# EXERCISE OBJECTIVE:
Copy each line below that contains "respaldo".

+++ GIVEN RECORDS

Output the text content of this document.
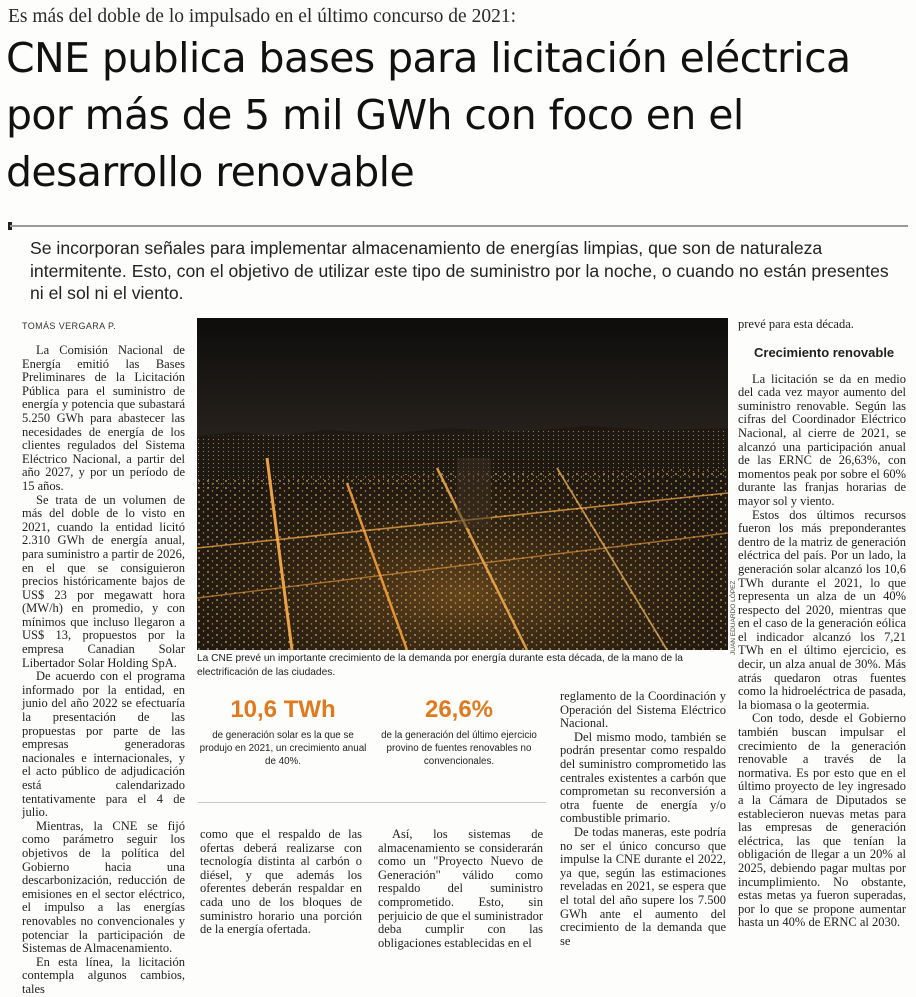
Es más del doble de lo impulsado en el último concurso de 2021:
CNE publica bases para licitación eléctrica por más de 5 mil GWh con foco en el desarrollo renovable
Se incorporan señales para implementar almacenamiento de energías limpias, que son de naturaleza intermitente. Esto, con el objetivo de utilizar este tipo de suministro por la noche, o cuando no están presentes ni el sol ni el viento.
TOMÁS VERGARA P.

La Comisión Nacional de Energía emitió las Bases Preliminares de la Licitación Pública para el suministro de energía y potencia que subastará 5.250 GWh para abastecer las necesidades de energía de los clientes regulados del Sistema Eléctrico Nacional, a partir del año 2027, y por un período de 15 años.

Se trata de un volumen de más del doble de lo visto en 2021, cuando la entidad licitó 2.310 GWh de energía anual, para suministro a partir de 2026, en el que se consiguieron precios históricamente bajos de US$ 23 por megawatt hora (MW/h) en promedio, y con mínimos que incluso llegaron a US$ 13, propuestos por la empresa Canadian Solar Libertador Solar Holding SpA.

De acuerdo con el programa informado por la entidad, en junio del año 2022 se efectuaría la presentación de las propuestas por parte de las empresas generadoras nacionales e internacionales, y el acto público de adjudicación está calendarizado tentativamente para el 4 de julio.

Mientras, la CNE se fijó como parámetro seguir los objetivos de la política del Gobierno hacia una descarbonización, reducción de emisiones en el sector eléctrico, el impulso a las energías renovables no convencionales y potenciar la participación de Sistemas de Almacenamiento.

En esta línea, la licitación contempla algunos cambios, tales

JUAN EDUARDO LÓPEZ
La CNE prevé un importante crecimiento de la demanda por energía durante esta década, de la mano de la electrificación de las ciudades.
10,6 TWh
de generación solar es la que se produjo en 2021, un crecimiento anual de 40%.
26,6%
de la generación del último ejercicio provino de fuentes renovables no convencionales.

como que el respaldo de las ofertas deberá realizarse con tecnología distinta al carbón o diésel, y que además los oferentes deberán respaldar en cada uno de los bloques de suministro horario una porción de la energía ofertada.

Así, los sistemas de almacenamiento se considerarán como un "Proyecto Nuevo de Generación" válido como respaldo del suministro comprometido. Esto, sin perjuicio de que el suministrador deba cumplir con las obligaciones establecidas en el

reglamento de la Coordinación y Operación del Sistema Eléctrico Nacional.

Del mismo modo, también se podrán presentar como respaldo del suministro comprometido las centrales existentes a carbón que comprometan su reconversión a otra fuente de energía y/o combustible primario.

De todas maneras, este podría no ser el único concurso que impulse la CNE durante el 2022, ya que, según las estimaciones reveladas en 2021, se espera que el total del año supere los 7.500 GWh ante el aumento del crecimiento de la demanda que se

prevé para esta década.

Crecimiento renovable

La licitación se da en medio del cada vez mayor aumento del suministro renovable. Según las cifras del Coordinador Eléctrico Nacional, al cierre de 2021, se alcanzó una participación anual de las ERNC de 26,63%, con momentos peak por sobre el 60% durante las franjas horarias de mayor sol y viento.

Estos dos últimos recursos fueron los más preponderantes dentro de la matriz de generación eléctrica del país. Por un lado, la generación solar alcanzó los 10,6 TWh durante el 2021, lo que representa un alza de un 40% respecto del 2020, mientras que en el caso de la generación eólica el indicador alcanzó los 7,21 TWh en el último ejercicio, es decir, un alza anual de 30%. Más atrás quedaron otras fuentes como la hidroeléctrica de pasada, la biomasa o la geotermia.

Con todo, desde el Gobierno también buscan impulsar el crecimiento de la generación renovable a través de la normativa. Es por esto que en el último proyecto de ley ingresado a la Cámara de Diputados se establecieron nuevas metas para las empresas de generación eléctrica, las que tenían la obligación de llegar a un 20% al 2025, debiendo pagar multas por incumplimiento. No obstante, estas metas ya fueron superadas, por lo que se propone aumentar hasta un 40% de ERNC al 2030.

++++++

# THE RESULT:
como que el respaldo de las ofertas deberá realizarse con tecnología distinta al carbón o diésel, y que además los oferentes deberán respaldar en cada uno de los bloques de suministro horario una porción de la energía ofertada.
Así, los sistemas de almacenamiento se considerarán como un "Proyecto Nuevo de Generación" válido como respaldo del suministro comprometido. Esto, sin perjuicio de que el suministrador deba cumplir con las obligaciones establecidas en el
Del mismo modo, también se podrán presentar como respaldo del suministro comprometido las centrales existentes a carbón que comprometan su reconversión a otra fuente de energía y/o combustible primario.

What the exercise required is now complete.